## Request a
In the discussion about CIDER below, rewrite the paragraph beginning "an easy way to remove this indirection" as a short list of steps, keeping its main facts.

## Selected text
'''
When i start cider via cider-jack-in how is it picking a version of java and clojure to use? this is what i see at the top of the buffer in emacs

;; CIDER 1.5.0-snapshot (package: 20220531.616), nREPL 0.9.0
;; Clojure 1.9.0, Java 11.0.11

Drew Verlee19:06:10

the clojure version matches the one in my deps.edn file, so i'm curious about the java version.

Drew Verlee19:06:11

i'm guessing emacs is just searching my OS according to some set of rules. This is frustrating because it's probably not going to play nice with jenv

dpsutton19:06:33

• java: it just invokes whatever process your project is based on: clj, lein, etc and does that. It doesn’t choose, just execs the program. Same as if you typed into a terminal clj. The environment dictates the java version • clojure: always from the project tool you are using, lein or clj

dpsutton19:06:51

easiest way to figure this stuff out is to start an eshell and then which java

dpsutton19:06:11

Welcome to the Emacs shell

~/projects/work/metabase $ which java
/Users/dan/.sdkman/candidates/java/current/bin/java
~/projects/work/metabase $ 

dpsutton19:06:05

an easy way to remove this indirection. cider-jack-in. grab the jack in command from the *Messages* buffer. Save this form into a shell function. Then use that shell function to start the process and cider-connect to it

dpsutton19:06:20

oh, and that startup form is also at the top of the repl banner message

Drew Verlee19:06:52

which java from my emacs shell is saying ..jenv/shims/java and jenv version is openjdk...1.8 but the repl was starting with java 11.0.11 maybe it's ideal to just cider-connect (which is what your saying i suppose)
'''
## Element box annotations
'''
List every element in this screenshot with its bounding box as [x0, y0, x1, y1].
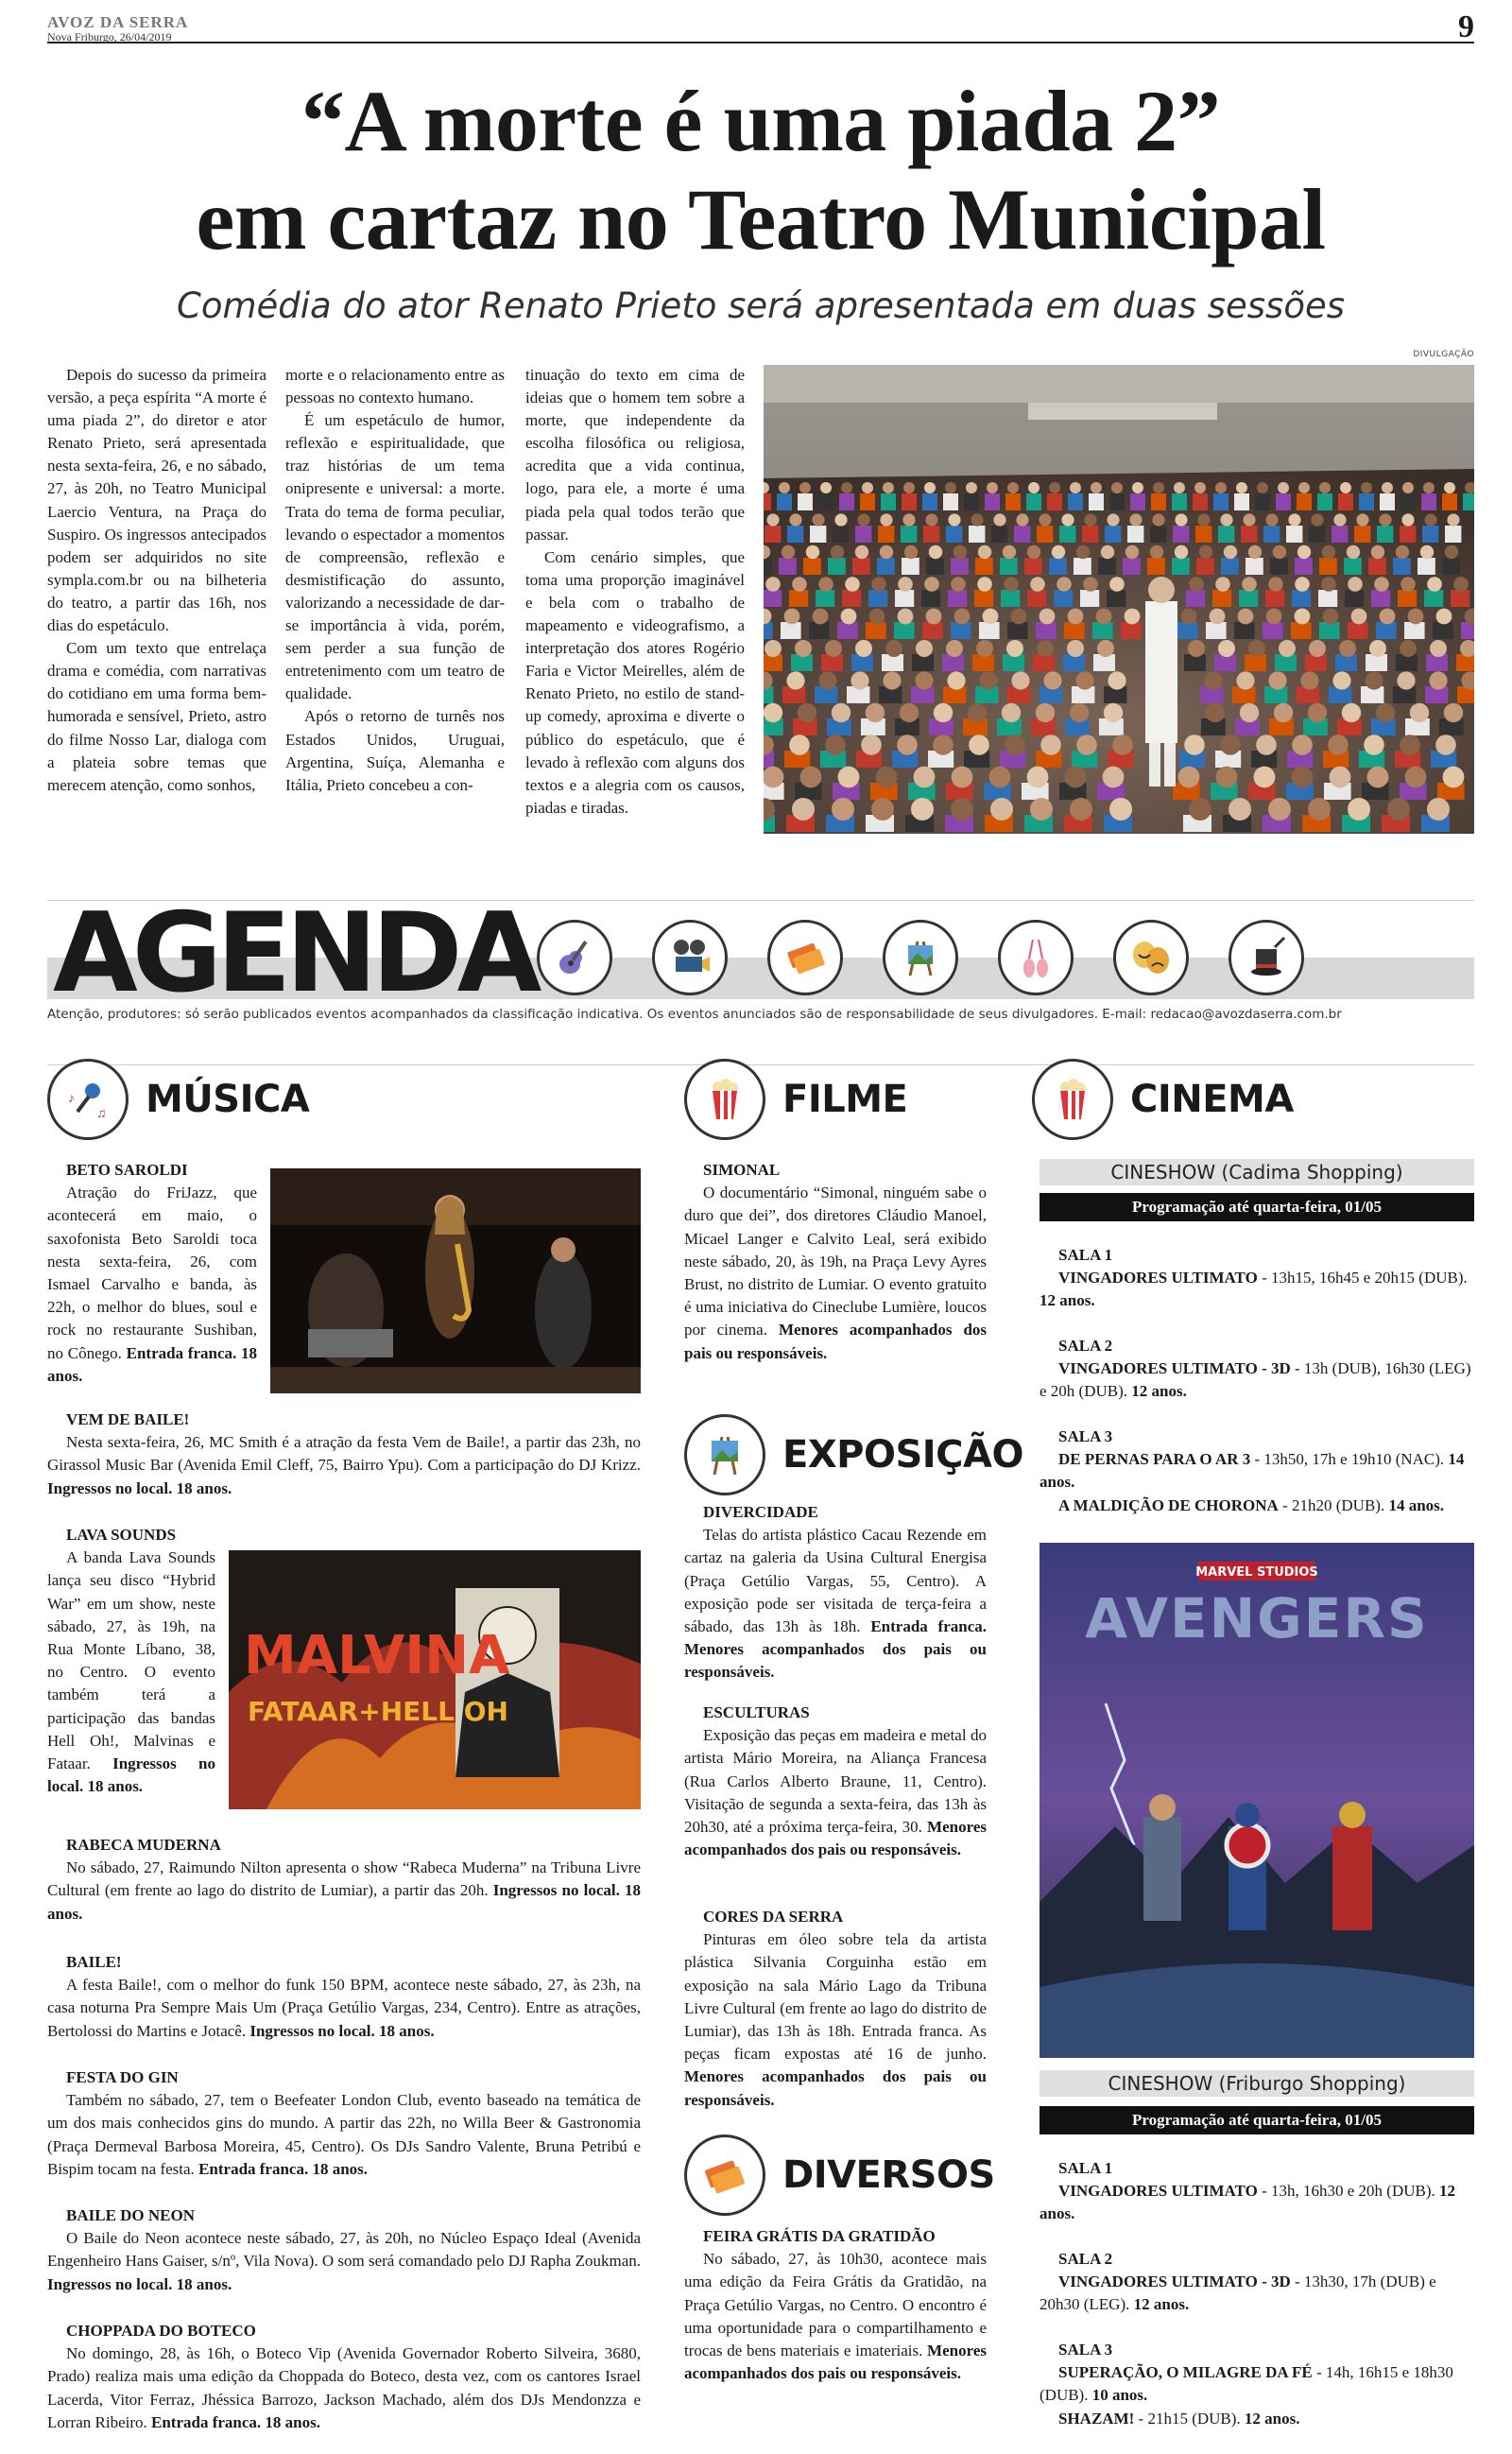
listing-title: LAVA SOUNDS: [66, 1526, 177, 1544]
article-paragraph: Depois do sucesso da primeira versão, a peça espírita “A morte é uma piada 2”, do diretor e ator Renato Prieto, será apresentada nesta sexta-feira, 26, e no sábado, 27, às 20h, no Teatro Municipal Laercio Ventura, na Praça do Suspiro. Os ingressos antecipados podem ser adquiridos no site sympla.com.br ou na bilheteria do teatro, a partir das 16h, nos dias do espetáculo.: [47, 366, 266, 635]
listing-title: FESTA DO GIN: [66, 2068, 179, 2086]
listing-text: Pinturas em óleo sobre tela da artista plástica Silvania Corguinha estão em exposição na sala Mário Lago da Tribuna Livre Cultural (em frente ao lago do distrito de Lumiar), das 13h às 18h. Entrada franca. As peças ficam expostas até 16 de junho. Menores acompanhados dos pais ou responsáveis.: [684, 1930, 987, 2109]
listing-rabeca-muderna: [47, 1834, 641, 1926]
section-title: EXPOSIÇÃO: [782, 1433, 1023, 1477]
magic-hat-icon: [1228, 920, 1304, 995]
section-musica-header: [47, 1059, 309, 1140]
popcorn-icon: [1032, 1059, 1113, 1140]
guitar-icon: [537, 920, 612, 995]
sala-2-listing: SALA 2 VINGADORES ULTIMATO - 3D - 13h30, 17h (DUB) e 20h30 (LEG). 12 anos.: [1040, 2250, 1436, 2314]
article-paragraph: tinuação do texto em cima de ideias que o homem tem sobre a morte, que independente da escolha filosófica ou religiosa, acredita que a vida continua, logo, para ele, a morte é uma piada pela qual todos terão que passar.: [525, 366, 745, 544]
poster-title-malvina: MALVINA: [244, 1625, 510, 1686]
listing-simonal: [684, 1159, 987, 1365]
masthead: [47, 9, 1474, 44]
listing-title: BAILE DO NEON: [66, 2206, 196, 2224]
listing-divercidade: [684, 1501, 987, 1685]
microphone-icon: [47, 1059, 129, 1140]
svg-text:♫: ♫: [96, 1107, 107, 1121]
sala-1-listing: SALA 1 VINGADORES ULTIMATO - 13h15, 16h45 e 20h15 (DUB). 12 anos.: [1040, 1246, 1468, 1310]
tickets-icon: [684, 2134, 765, 2216]
theater-masks-icon: [1113, 920, 1189, 995]
sala-1-listing: SALA 1 VINGADORES ULTIMATO - 13h, 16h30 e 20h (DUB). 12 anos.: [1040, 2159, 1455, 2223]
sala-3-listing: SALA 3 SUPERAÇÃO, O MILAGRE DA FÉ - 14h, 16h15 e 18h30 (DUB). 10 anos. SHAZAM! - 21h15 (DUB). 12 anos.: [1040, 2341, 1453, 2428]
listing-lava-sounds: [47, 1524, 215, 1798]
poster-subtitle: FATAAR+HELL OH: [248, 1696, 508, 1727]
listing-text: No sábado, 27, às 10h30, acontece mais uma edição da Feira Grátis da Gratidão, na Praça Getúlio Vargas, no Centro. O encontro é uma oportunidade para o compartilhamento e trocas de bens materiais e imateriais. Menores acompanhados dos pais ou responsáveis.: [684, 2250, 987, 2383]
avengers-movie-poster: [1040, 1543, 1474, 2058]
section-title: CINEMA: [1130, 1078, 1294, 1121]
listing-title: CORES DA SERRA: [703, 1908, 844, 1926]
listing-title: DIVERCIDADE: [703, 1503, 818, 1521]
article-column-3: [525, 364, 745, 820]
listing-title: VEM DE BAILE!: [66, 1410, 190, 1428]
listing-choppada-do-boteco: [47, 2320, 641, 2434]
listing-text: A banda Lava Sounds lança seu disco “Hybrid War” em um show, neste sábado, 27, às 19h, na Rua Monte Líbano, 38, no Centro. O evento também terá a participação das bandas Hell Oh!, Malvinas e Fataar. Ingressos no local. 18 anos.: [47, 1548, 216, 1796]
listing-text: Nesta sexta-feira, 26, MC Smith é a atração da festa Vem de Baile!, a partir das 23h, no Girassol Music Bar (Avenida Emil Cleff, 75, Bairro Ypu). Com a participação do DJ Krizz. Ingressos no local. 18 anos.: [47, 1433, 641, 1497]
section-title: FILME: [782, 1078, 908, 1121]
listing-esculturas: [684, 1702, 987, 1861]
cinema-name-bar: CINESHOW (Friburgo Shopping): [1040, 2070, 1474, 2097]
listing-text: Também no sábado, 27, tem o Beefeater London Club, evento baseado na temática de um dos mais conhecidos gins do mundo. A partir das 22h, no Willa Beer & Gastronomia (Praça Dermeval Barbosa Moreira, 45, Centro). Os DJs Sandro Valente, Bruna Petribú e Bispim tocam na festa. Entrada franca. 18 anos.: [47, 2091, 641, 2178]
listing-baile: [47, 1951, 641, 2043]
listing-title: CHOPPADA DO BOTECO: [66, 2322, 256, 2340]
programacao-bar: Programação até quarta-feira, 01/05: [1040, 2106, 1474, 2134]
listing-text: Telas do artista plástico Cacau Rezende em cartaz na galeria da Usina Cultural Energisa (Praça Getúlio Vargas, 55, Centro). A exposição pode ser visitada de terça-feira a sábado, das 13h às 18h. Entrada franca. Menores acompanhados dos pais ou responsáveis.: [684, 1526, 987, 1682]
listing-text: No domingo, 28, às 16h, o Boteco Vip (Avenida Governador Roberto Silveira, 3680, Prado) realiza mais uma edição da Choppada do Boteco, desta vez, com os cantores Israel Lacerda, Vitor Ferraz, Jhéssica Barrozo, Jackson Machado, além dos DJs Mendonzza e Lorran Ribeiro. Entrada franca. 18 anos.: [47, 2344, 641, 2431]
listing-text: No sábado, 27, Raimundo Nilton apresenta o show “Rabeca Muderna” na Tribuna Livre Cultural (em frente ao lago do distrito de Lumiar), a partir das 20h. Ingressos no local. 18 anos.: [47, 1858, 642, 1923]
article-paragraph: Após o retorno de turnês nos Estados Unidos, Uruguai, Argentina, Suíça, Alemanha e Itália, Prieto concebeu a con-: [285, 707, 505, 794]
listing-title: FEIRA GRÁTIS DA GRATIDÃO: [703, 2227, 936, 2245]
agenda-title: AGENDA: [53, 890, 537, 1017]
listing-title: RABECA MUDERNA: [66, 1836, 221, 1854]
listing-title: SIMONAL: [703, 1161, 781, 1179]
page-number: 9: [1458, 9, 1474, 44]
article-column-1: [47, 364, 266, 797]
easel-icon: [883, 920, 958, 995]
listing-text: O Baile do Neon acontece neste sábado, 27, às 20h, no Núcleo Espaço Ideal (Avenida Engenheiro Hans Gaiser, s/nº, Vila Nova). O som será comandado pelo DJ Rapha Zoukman. Ingressos no local. 18 anos.: [47, 2229, 641, 2293]
listing-title: BETO SAROLDI: [66, 1161, 188, 1179]
section-title: MÚSICA: [146, 1078, 310, 1121]
sala-2-listing: SALA 2 VINGADORES ULTIMATO - 3D - 13h (DUB), 16h30 (LEG) e 20h (DUB). 12 anos.: [1040, 1337, 1471, 1401]
article-column-2: [285, 364, 505, 797]
headline-line1: “A morte é uma piada 2”: [301, 73, 1221, 169]
saxophonist-photo: [270, 1168, 641, 1393]
listing-festa-do-gin: [47, 2066, 641, 2181]
article-paragraph: Com um texto que entrelaça drama e comédia, com narrativas do cotidiano em uma forma bem-humorada e sensível, Prieto, astro do filme Nosso Lar, dialoga com a plateia sobre temas que merecem atenção, como sonhos,: [47, 639, 266, 794]
article-paragraph: Com cenário simples, que toma uma proporção imaginável e bela com o trabalho de mapeamento e videografismo, a interpretação dos atores Rogério Faria e Victor Meirelles, além de Renato Prieto, no estilo de stand-up comedy, aproxima e diverte o público do espetáculo, que é levado à reflexão com alguns dos textos e a alegria com os causos, piadas e tiradas.: [525, 547, 745, 817]
theater-audience-photo: [764, 365, 1474, 834]
listing-text: Exposição das peças em madeira e metal do artista Mário Moreira, na Aliança Francesa (Rua Carlos Alberto Braune, 11, Centro). Visitação de segunda a sexta-feira, das 13h às 20h30, até a próxima terça-feira, 30. Menores acompanhados dos pais ou responsáveis.: [684, 1726, 987, 1859]
film-projector-icon: [652, 920, 728, 995]
easel-icon: [684, 1414, 765, 1495]
listing-text: A festa Baile!, com o melhor do funk 150 BPM, acontece neste sábado, 27, às 23h, na casa noturna Pra Sempre Mais Um (Praça Getúlio Vargas, 234, Centro). Entre as atrações, Bertolossi do Martins e Jotacê. Ingressos no local. 18 anos.: [47, 1976, 641, 2040]
sala-3-listing: SALA 3 DE PERNAS PARA O AR 3 - 13h50, 17h e 19h10 (NAC). 14 anos. A MALDIÇÃO DE CHORONA - 21h20 (DUB). 14 anos.: [1040, 1427, 1465, 1514]
section-cinema-header: [1032, 1059, 1294, 1140]
issue-date: Nova Friburgo, 26/04/2019: [47, 30, 172, 43]
listing-feira-gratis: [684, 2225, 987, 2385]
section-diversos-header: [684, 2134, 995, 2216]
popcorn-icon: [684, 1059, 765, 1140]
section-filme-header: [684, 1059, 907, 1140]
subheadline: Comédia do ator Renato Prieto será apresentada em duas sessões: [176, 285, 1346, 326]
article-paragraph: morte e o relacionamento entre as pessoas no contexto humano.: [285, 366, 505, 407]
cinema-name-bar: CINESHOW (Cadima Shopping): [1040, 1159, 1474, 1185]
agenda-banner: [47, 890, 1474, 1040]
poster-title: AVENGERS: [1085, 1586, 1429, 1650]
listing-cores-da-serra: [684, 1906, 987, 2112]
programacao-bar: Programação até quarta-feira, 01/05: [1040, 1193, 1474, 1221]
listing-title: BAILE!: [66, 1953, 122, 1971]
agenda-notice: Atenção, produtores: só serão publicados eventos acompanhados da classificação indicativa. Os eventos anunciados são de responsabilidade de seus divulgadores. E-mail: redacao@avozdaserra.com.br: [47, 1007, 1342, 1022]
band-poster-image: [229, 1550, 641, 1809]
tickets-icon: [767, 920, 843, 995]
listing-title: ESCULTURAS: [703, 1703, 810, 1721]
listing-text: O documentário “Simonal, ninguém sabe o duro que dei”, dos diretores Cláudio Manoel, Micael Langer e Calvito Leal, será exibido neste sábado, 20, às 19h, na Praça Levy Ayres Brust, no distrito de Lumiar. O evento gratuito é uma iniciativa do Cineclube Lumière, loucos por cinema. Menores acompanhados dos pais ou responsáveis.: [684, 1184, 988, 1362]
poster-studio: MARVEL STUDIOS: [1195, 1565, 1318, 1580]
newspaper-name: AVOZ DA SERRA: [47, 13, 189, 31]
svg-text:♪: ♪: [68, 1092, 75, 1106]
listing-baile-do-neon: [47, 2204, 641, 2296]
headline-line2: em cartaz no Teatro Municipal: [196, 171, 1326, 268]
ballet-shoes-icon: [998, 920, 1074, 995]
section-title: DIVERSOS: [782, 2153, 995, 2197]
article-paragraph: É um espetáculo de humor, reflexão e espiritualidade, que traz histórias de um tema onipresente e universal: a morte. Trata do tema de forma peculiar, levando o espectador a momentos de compreensão, reflexão e desmistificação do assunto, valorizando a necessidade de dar-se importância à vida, porém, sem perder a sua função de entretenimento com um teatro de qualidade.: [285, 411, 505, 703]
listing-text: Atração do FriJazz, que acontecerá em maio, o saxofonista Beto Saroldi toca nesta sexta-feira, 26, com Ismael Carvalho e banda, às 22h, o melhor do blues, soul e rock no restaurante Sushiban, no Cônego. Entrada franca. 18 anos.: [47, 1184, 257, 1385]
photo-credit: DIVULGAÇÃO: [1413, 350, 1474, 359]
listing-beto-saroldi: [47, 1159, 257, 1388]
listing-vem-de-baile: [47, 1408, 641, 1500]
agenda-icon-row: [537, 920, 1304, 995]
section-exposicao-header: [684, 1414, 1023, 1495]
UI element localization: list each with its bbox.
'''
## Request b
Express the entries as a JSON list of strings, one string per line. Begin at the line that contains "listing-title: LAVA SOUNDS: [66, 1526, 177, 1544]" and stop after the line that contains "listing-title: FESTA DO".

## Task answer a
- Run cider-jack-in.
- Copy the jack-in command from the *Messages* buffer.
- Save that command in a shell function.
- Use the shell function to start the process, then cider-connect to it.

## Task answer b
[
  "listing-title: LAVA SOUNDS: [66, 1526, 177, 1544]",
  "article-paragraph: Depois do sucesso da primeira versão, a peça espírita “A morte é uma piada 2”, do diretor e ator Renato Prieto, será apresentada nesta sexta-feira, 26, e no sábado, 27, às 20h, no Teatro Municipal Laercio Ventura, na Praça do Suspiro. Os ingressos antecipados podem ser adquiridos no site sympla.com.br ou na bilheteria do teatro, a partir das 16h, nos dias do espetáculo.: [47, 366, 266, 635]",
  "listing-title: FESTA DO GIN: [66, 2068, 179, 2086]"
]